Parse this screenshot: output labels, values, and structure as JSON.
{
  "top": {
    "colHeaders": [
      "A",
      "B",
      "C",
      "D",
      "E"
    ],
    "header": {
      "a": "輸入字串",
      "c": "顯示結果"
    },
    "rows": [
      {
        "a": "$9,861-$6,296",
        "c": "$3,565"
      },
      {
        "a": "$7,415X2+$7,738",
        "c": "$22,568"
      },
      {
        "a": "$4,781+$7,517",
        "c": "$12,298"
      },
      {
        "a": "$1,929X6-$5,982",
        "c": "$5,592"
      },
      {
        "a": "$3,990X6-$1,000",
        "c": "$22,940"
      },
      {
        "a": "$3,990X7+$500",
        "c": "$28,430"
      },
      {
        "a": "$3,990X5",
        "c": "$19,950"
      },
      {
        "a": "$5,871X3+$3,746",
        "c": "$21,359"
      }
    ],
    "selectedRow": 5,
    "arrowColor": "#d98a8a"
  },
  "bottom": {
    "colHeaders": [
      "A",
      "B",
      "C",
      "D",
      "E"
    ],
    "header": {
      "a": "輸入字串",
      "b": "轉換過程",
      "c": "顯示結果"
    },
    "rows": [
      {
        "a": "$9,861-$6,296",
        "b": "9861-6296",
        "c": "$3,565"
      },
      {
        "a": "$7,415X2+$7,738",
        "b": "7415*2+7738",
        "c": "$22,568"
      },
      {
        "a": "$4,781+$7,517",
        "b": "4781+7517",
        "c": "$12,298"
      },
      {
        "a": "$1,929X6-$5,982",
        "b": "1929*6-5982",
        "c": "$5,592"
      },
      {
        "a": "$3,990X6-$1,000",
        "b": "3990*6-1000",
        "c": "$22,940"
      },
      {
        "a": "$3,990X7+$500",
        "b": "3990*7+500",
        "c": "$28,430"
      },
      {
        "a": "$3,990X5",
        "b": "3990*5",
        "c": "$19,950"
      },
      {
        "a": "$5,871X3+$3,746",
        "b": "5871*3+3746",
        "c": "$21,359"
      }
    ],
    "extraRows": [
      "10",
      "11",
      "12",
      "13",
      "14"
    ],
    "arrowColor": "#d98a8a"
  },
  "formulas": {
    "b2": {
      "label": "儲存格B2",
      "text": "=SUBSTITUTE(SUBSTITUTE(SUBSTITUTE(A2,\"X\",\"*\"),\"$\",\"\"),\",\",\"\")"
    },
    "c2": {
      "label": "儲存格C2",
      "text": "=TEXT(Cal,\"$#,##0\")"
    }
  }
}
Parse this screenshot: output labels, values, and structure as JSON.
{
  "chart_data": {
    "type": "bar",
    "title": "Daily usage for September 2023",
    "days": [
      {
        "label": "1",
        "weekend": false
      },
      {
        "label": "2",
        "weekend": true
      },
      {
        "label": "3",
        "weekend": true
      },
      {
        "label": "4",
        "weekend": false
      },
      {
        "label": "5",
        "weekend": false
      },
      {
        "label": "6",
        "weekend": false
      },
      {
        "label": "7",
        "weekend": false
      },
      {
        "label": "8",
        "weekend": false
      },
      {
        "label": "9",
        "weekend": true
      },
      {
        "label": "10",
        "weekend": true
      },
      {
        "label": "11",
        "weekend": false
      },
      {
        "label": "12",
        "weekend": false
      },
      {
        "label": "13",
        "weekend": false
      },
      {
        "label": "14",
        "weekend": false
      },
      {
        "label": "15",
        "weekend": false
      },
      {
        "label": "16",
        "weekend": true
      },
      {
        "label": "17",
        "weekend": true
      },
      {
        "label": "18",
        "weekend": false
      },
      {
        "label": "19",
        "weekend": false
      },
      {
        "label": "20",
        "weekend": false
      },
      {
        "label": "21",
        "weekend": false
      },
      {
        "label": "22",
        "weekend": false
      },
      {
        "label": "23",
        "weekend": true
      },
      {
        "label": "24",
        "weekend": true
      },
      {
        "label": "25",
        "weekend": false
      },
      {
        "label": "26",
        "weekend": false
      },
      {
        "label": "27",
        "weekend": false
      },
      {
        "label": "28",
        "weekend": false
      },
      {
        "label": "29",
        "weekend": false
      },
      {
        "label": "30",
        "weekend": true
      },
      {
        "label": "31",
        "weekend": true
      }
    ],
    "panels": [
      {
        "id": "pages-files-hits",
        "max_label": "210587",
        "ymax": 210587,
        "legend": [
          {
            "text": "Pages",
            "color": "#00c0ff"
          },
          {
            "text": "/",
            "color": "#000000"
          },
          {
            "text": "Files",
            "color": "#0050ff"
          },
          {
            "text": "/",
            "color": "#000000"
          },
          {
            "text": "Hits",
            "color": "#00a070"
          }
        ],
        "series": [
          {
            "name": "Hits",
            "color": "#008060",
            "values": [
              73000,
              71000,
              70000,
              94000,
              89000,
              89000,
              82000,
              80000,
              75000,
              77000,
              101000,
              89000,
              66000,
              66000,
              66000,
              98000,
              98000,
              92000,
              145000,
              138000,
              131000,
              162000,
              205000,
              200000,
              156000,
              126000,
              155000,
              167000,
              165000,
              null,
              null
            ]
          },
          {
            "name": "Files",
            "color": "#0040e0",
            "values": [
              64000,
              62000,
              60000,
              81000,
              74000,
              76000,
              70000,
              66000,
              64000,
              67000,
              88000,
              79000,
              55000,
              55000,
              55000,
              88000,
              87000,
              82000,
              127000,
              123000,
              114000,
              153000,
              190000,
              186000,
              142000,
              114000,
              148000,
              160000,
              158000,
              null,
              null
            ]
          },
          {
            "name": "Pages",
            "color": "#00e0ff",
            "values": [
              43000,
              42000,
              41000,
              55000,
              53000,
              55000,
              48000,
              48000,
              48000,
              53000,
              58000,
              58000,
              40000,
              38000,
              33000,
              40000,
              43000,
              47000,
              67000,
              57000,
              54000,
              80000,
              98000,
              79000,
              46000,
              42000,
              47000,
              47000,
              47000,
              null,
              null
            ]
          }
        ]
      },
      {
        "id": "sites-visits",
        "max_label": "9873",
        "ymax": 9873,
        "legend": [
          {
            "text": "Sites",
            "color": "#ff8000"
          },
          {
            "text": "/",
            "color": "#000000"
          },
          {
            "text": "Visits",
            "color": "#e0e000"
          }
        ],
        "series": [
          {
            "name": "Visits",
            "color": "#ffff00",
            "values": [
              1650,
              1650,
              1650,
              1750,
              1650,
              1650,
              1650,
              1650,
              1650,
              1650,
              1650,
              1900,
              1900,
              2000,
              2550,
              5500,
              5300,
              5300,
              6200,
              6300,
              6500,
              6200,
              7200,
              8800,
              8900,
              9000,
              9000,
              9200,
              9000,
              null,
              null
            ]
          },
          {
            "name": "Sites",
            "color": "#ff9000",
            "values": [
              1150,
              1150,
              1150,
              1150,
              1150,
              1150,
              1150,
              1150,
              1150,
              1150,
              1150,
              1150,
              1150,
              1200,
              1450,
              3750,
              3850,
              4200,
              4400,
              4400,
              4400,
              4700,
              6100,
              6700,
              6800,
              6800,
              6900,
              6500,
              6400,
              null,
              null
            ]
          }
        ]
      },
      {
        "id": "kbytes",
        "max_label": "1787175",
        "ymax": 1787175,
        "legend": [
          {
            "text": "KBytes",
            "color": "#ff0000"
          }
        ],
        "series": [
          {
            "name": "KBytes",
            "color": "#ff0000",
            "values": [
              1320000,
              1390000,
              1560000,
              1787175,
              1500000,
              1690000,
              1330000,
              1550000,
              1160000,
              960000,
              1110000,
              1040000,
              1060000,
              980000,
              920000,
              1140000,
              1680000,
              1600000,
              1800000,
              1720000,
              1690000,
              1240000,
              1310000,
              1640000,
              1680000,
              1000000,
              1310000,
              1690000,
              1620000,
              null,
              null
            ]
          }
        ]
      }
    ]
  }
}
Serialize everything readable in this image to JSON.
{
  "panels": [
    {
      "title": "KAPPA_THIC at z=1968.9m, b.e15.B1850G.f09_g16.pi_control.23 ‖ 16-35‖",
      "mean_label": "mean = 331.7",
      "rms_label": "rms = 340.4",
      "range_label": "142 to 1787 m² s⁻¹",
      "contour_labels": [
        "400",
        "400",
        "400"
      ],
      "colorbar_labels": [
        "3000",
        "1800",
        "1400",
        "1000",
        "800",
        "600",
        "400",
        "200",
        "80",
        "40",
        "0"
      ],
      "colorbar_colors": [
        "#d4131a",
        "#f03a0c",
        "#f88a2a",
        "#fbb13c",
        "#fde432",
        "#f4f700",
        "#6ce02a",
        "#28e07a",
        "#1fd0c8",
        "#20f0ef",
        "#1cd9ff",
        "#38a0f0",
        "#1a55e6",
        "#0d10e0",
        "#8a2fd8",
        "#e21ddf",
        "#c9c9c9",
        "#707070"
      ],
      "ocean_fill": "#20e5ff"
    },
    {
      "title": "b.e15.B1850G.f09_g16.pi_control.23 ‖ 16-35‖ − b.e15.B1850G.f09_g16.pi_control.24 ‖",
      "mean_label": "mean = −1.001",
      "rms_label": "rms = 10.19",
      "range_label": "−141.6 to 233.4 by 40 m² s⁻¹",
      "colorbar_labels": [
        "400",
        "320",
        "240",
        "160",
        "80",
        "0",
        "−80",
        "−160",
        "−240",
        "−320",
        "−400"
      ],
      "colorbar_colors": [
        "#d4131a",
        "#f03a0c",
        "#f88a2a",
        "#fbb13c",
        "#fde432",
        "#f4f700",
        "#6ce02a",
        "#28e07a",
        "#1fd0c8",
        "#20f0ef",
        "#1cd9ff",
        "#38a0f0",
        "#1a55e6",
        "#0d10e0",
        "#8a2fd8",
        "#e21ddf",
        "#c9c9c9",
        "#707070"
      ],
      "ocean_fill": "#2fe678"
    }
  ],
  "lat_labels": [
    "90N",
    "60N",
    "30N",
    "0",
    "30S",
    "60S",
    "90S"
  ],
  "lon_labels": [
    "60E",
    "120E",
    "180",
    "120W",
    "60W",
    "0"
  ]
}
----
### Your goal
Transcribe, word for word, every line from the one containing "Serialize everything readable" through the final line of the entries, and nothing else.

### Exercise response
Serialize everything readable in this image to JSON.
{
  "panels": [
    {
      "title": "KAPPA_THIC at z=1968.9m, b.e15.B1850G.f09_g16.pi_control.23 ‖ 16-35‖",
      "mean_label": "mean = 331.7",
      "rms_label": "rms = 340.4",
      "range_label": "142 to 1787 m² s⁻¹",
      "contour_labels": [
        "400",
        "400",
        "400"
      ],
      "colorbar_labels": [
        "3000",
        "1800",
        "1400",
        "1000",
        "800",
        "600",
        "400",
        "200",
        "80",
        "40",
        "0"
      ],
      "colorbar_colors": [
        "#d4131a",
        "#f03a0c",
        "#f88a2a",
        "#fbb13c",
        "#fde432",
        "#f4f700",
        "#6ce02a",
        "#28e07a",
        "#1fd0c8",
        "#20f0ef",
        "#1cd9ff",
        "#38a0f0",
        "#1a55e6",
        "#0d10e0",
        "#8a2fd8",
        "#e21ddf",
        "#c9c9c9",
        "#707070"
      ],
      "ocean_fill": "#20e5ff"
    },
    {
      "title": "b.e15.B1850G.f09_g16.pi_control.23 ‖ 16-35‖ − b.e15.B1850G.f09_g16.pi_control.24 ‖",
      "mean_label": "mean = −1.001",
      "rms_label": "rms = 10.19",
      "range_label": "−141.6 to 233.4 by 40 m² s⁻¹",
      "colorbar_labels": [
        "400",
        "320",
        "240",
        "160",
        "80",
        "0",
        "−80",
        "−160",
        "−240",
        "−320",
        "−400"
      ],
      "colorbar_colors": [
        "#d4131a",
        "#f03a0c",
        "#f88a2a",
        "#fbb13c",
        "#fde432",
        "#f4f700",
        "#6ce02a",
        "#28e07a",
        "#1fd0c8",
        "#20f0ef",
        "#1cd9ff",
        "#38a0f0",
        "#1a55e6",
        "#0d10e0",
        "#8a2fd8",
        "#e21ddf",
        "#c9c9c9",
        "#707070"
      ],
      "ocean_fill": "#2fe678"
    }
  ],
  "lat_labels": [
    "90N",
    "60N",
    "30N",
    "0",
    "30S",
    "60S",
    "90S"
  ],
  "lon_labels": [
    "60E",
    "120E",
    "180",
    "120W",
    "60W",
    "0"
  ]
}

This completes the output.